- **SET PROBLEM**
Output every line below without omitting or altering anything.

══ DATA IN THIS EXERCISE

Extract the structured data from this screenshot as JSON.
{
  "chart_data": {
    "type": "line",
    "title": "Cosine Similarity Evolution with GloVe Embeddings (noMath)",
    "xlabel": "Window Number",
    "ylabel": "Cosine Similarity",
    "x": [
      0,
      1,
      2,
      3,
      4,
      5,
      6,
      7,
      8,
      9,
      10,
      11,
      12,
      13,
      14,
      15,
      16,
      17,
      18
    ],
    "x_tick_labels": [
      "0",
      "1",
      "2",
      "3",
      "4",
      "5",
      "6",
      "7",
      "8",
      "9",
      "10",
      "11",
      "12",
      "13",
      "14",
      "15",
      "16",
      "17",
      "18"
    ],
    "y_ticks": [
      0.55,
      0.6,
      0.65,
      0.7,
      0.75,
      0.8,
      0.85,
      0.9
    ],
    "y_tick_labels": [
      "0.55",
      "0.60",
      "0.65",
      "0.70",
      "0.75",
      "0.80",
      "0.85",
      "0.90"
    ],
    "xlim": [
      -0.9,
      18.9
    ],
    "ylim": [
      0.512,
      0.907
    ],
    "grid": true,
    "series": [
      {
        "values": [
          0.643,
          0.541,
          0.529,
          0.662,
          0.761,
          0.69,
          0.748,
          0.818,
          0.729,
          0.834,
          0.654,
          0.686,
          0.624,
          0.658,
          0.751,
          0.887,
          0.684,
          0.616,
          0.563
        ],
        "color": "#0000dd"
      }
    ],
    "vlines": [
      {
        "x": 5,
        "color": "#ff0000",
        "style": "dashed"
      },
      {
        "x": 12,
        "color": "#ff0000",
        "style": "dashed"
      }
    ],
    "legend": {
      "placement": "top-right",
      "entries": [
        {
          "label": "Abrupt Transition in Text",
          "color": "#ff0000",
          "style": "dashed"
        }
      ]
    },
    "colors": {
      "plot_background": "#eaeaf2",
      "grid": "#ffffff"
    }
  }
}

════

- **ANSWER IN FULL**
Extract the structured data from this screenshot as JSON.
{
  "chart_data": {
    "type": "line",
    "title": "Cosine Similarity Evolution with GloVe Embeddings (noMath)",
    "xlabel": "Window Number",
    "ylabel": "Cosine Similarity",
    "x": [
      0,
      1,
      2,
      3,
      4,
      5,
      6,
      7,
      8,
      9,
      10,
      11,
      12,
      13,
      14,
      15,
      16,
      17,
      18
    ],
    "x_tick_labels": [
      "0",
      "1",
      "2",
      "3",
      "4",
      "5",
      "6",
      "7",
      "8",
      "9",
      "10",
      "11",
      "12",
      "13",
      "14",
      "15",
      "16",
      "17",
      "18"
    ],
    "y_ticks": [
      0.55,
      0.6,
      0.65,
      0.7,
      0.75,
      0.8,
      0.85,
      0.9
    ],
    "y_tick_labels": [
      "0.55",
      "0.60",
      "0.65",
      "0.70",
      "0.75",
      "0.80",
      "0.85",
      "0.90"
    ],
    "xlim": [
      -0.9,
      18.9
    ],
    "ylim": [
      0.512,
      0.907
    ],
    "grid": true,
    "series": [
      {
        "values": [
          0.643,
          0.541,
          0.529,
          0.662,
          0.761,
          0.69,
          0.748,
          0.818,
          0.729,
          0.834,
          0.654,
          0.686,
          0.624,
          0.658,
          0.751,
          0.887,
          0.684,
          0.616,
          0.563
        ],
        "color": "#0000dd"
      }
    ],
    "vlines": [
      {
        "x": 5,
        "color": "#ff0000",
        "style": "dashed"
      },
      {
        "x": 12,
        "color": "#ff0000",
        "style": "dashed"
      }
    ],
    "legend": {
      "placement": "top-right",
      "entries": [
        {
          "label": "Abrupt Transition in Text",
          "color": "#ff0000",
          "style": "dashed"
        }
      ]
    },
    "colors": {
      "plot_background": "#eaeaf2",
      "grid": "#ffffff"
    }
  }
}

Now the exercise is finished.